*Data for processing*:
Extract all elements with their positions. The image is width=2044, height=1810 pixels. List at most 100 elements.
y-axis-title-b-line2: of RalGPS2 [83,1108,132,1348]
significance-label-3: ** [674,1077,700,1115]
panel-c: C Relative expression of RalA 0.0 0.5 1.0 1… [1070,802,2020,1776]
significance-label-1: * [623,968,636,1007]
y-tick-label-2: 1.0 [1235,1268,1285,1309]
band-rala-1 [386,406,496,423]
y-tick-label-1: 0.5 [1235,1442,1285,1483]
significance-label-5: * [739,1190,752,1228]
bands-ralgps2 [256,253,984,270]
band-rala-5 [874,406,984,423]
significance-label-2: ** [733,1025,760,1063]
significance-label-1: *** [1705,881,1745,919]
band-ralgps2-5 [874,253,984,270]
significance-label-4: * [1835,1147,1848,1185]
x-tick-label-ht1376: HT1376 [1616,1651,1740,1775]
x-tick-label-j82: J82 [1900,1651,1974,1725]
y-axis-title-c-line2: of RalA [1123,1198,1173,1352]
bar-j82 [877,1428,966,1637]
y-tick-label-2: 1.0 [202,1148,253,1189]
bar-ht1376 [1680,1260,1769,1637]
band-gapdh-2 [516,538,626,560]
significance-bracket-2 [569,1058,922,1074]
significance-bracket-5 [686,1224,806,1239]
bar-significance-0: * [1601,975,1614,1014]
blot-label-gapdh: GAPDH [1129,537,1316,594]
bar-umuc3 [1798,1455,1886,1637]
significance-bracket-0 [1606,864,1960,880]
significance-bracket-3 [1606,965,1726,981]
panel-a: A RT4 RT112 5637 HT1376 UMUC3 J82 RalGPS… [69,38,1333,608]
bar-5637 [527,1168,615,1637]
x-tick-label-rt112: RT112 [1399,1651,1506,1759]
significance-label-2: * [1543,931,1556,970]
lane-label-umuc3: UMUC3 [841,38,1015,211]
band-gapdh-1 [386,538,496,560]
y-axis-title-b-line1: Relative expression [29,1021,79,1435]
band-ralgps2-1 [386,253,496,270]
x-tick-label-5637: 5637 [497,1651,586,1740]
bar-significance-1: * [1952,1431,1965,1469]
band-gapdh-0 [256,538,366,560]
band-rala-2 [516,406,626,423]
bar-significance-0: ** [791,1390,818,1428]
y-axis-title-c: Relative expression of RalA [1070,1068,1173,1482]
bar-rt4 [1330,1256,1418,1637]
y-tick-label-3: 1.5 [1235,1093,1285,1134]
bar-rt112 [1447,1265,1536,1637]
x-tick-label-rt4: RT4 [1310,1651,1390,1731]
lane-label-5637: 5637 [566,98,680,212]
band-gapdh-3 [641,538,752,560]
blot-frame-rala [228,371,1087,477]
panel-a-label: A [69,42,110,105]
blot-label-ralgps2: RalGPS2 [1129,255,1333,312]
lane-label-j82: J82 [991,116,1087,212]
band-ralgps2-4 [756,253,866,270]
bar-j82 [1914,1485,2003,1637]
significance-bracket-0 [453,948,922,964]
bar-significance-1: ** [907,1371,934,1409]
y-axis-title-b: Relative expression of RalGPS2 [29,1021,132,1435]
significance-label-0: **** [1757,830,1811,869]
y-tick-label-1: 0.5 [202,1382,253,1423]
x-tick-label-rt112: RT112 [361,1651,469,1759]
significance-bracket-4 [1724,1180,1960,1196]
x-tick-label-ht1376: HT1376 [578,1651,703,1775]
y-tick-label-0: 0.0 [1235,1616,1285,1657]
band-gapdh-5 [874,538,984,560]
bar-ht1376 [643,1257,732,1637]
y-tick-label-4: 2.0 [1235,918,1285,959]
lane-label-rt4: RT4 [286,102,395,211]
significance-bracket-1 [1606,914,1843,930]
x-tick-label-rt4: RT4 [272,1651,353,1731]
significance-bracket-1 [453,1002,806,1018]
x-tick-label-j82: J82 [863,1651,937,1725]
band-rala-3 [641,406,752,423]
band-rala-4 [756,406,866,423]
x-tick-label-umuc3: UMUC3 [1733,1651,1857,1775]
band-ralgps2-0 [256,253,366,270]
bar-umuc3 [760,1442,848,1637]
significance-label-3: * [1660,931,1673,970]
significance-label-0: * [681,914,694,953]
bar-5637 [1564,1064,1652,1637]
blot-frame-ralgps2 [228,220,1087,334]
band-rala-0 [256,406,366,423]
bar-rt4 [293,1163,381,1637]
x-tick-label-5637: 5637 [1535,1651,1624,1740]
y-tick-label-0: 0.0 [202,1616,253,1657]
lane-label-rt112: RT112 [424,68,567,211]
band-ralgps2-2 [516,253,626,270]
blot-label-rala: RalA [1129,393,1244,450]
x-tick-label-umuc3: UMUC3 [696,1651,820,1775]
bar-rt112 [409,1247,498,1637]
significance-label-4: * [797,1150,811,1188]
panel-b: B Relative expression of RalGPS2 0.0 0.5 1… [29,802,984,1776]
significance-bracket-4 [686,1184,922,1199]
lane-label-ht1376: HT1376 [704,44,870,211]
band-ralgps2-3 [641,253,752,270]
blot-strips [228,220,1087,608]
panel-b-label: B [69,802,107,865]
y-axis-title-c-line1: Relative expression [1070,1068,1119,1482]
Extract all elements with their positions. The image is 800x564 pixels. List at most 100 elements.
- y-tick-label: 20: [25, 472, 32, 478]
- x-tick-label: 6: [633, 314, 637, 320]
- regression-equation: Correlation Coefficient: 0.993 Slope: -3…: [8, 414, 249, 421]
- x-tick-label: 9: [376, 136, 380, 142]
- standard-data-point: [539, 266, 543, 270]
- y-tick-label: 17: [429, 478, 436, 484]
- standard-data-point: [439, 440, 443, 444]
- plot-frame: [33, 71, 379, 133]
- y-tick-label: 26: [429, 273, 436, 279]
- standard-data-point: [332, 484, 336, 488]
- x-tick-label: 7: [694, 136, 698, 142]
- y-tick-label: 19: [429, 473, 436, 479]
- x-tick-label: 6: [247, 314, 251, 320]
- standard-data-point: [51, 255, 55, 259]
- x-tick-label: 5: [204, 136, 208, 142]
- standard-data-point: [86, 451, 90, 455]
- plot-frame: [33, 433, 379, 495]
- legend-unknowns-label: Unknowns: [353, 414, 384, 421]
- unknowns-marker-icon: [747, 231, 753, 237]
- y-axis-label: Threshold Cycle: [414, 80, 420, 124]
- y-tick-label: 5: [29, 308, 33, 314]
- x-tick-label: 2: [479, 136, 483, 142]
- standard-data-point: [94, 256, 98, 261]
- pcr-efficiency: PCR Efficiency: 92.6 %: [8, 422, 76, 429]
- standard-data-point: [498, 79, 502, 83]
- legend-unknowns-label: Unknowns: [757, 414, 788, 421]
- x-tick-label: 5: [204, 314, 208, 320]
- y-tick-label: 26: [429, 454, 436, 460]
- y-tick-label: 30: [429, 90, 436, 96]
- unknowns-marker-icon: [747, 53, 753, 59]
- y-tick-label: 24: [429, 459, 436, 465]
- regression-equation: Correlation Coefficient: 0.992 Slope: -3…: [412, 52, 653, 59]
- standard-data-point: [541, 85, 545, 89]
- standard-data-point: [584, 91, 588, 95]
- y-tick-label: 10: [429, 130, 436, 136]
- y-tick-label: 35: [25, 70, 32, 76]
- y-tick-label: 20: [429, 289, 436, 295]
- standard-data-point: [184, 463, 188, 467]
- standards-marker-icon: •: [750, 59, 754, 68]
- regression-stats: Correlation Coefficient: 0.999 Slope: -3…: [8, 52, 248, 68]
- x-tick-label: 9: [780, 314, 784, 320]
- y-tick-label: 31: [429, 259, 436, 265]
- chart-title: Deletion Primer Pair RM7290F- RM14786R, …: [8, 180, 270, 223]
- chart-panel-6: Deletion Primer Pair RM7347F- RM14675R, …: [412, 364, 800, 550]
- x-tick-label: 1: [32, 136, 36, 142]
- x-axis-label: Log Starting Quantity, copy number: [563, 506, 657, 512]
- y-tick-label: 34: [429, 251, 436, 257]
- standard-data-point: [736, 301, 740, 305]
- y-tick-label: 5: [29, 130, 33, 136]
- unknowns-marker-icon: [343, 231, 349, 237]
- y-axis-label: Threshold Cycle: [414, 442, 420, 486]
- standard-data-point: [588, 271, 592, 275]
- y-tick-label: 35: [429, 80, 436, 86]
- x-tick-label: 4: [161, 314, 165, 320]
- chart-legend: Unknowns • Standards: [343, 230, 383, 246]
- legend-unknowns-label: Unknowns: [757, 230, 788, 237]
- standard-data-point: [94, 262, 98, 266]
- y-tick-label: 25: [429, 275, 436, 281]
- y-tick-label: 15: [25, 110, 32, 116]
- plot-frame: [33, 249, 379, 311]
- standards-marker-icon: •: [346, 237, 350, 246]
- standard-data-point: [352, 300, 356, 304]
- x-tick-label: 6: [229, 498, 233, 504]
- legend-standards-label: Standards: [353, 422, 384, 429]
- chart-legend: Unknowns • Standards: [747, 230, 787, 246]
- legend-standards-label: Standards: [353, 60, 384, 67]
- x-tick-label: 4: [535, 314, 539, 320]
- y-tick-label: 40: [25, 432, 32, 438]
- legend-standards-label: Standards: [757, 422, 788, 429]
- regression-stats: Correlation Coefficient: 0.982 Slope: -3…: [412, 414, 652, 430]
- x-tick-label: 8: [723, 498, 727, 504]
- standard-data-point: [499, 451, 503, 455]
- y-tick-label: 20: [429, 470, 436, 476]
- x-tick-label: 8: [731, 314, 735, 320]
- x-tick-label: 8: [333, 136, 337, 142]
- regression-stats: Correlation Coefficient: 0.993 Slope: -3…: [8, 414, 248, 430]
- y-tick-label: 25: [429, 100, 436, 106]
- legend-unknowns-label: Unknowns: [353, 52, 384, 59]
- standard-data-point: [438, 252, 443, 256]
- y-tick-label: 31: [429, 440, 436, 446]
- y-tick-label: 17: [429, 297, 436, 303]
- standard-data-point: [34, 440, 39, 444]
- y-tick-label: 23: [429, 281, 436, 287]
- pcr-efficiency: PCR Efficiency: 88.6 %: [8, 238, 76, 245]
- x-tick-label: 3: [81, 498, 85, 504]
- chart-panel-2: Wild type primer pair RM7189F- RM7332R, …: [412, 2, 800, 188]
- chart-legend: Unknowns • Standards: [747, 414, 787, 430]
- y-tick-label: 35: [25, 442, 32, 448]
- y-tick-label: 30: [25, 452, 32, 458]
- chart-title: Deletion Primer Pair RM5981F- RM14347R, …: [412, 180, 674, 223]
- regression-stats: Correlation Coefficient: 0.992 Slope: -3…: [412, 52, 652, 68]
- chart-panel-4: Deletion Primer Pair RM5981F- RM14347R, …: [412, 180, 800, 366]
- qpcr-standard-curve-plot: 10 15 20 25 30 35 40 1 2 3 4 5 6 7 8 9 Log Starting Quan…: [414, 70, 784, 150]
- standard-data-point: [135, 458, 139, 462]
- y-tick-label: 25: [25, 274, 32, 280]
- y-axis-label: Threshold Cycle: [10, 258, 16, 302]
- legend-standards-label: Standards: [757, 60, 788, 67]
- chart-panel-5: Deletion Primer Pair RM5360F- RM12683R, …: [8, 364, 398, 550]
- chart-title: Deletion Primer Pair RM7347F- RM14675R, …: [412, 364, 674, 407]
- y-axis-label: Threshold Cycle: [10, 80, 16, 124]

*Stated problem*: Pull out each line of the data that contains the string "equation". Case matters.

*Output of the task*:
- regression-equation: Correlation Coefficient: 0.993 Slope: -3…: [8, 414, 249, 421]
- regression-equation: Correlation Coefficient: 0.992 Slope: -3…: [412, 52, 653, 59]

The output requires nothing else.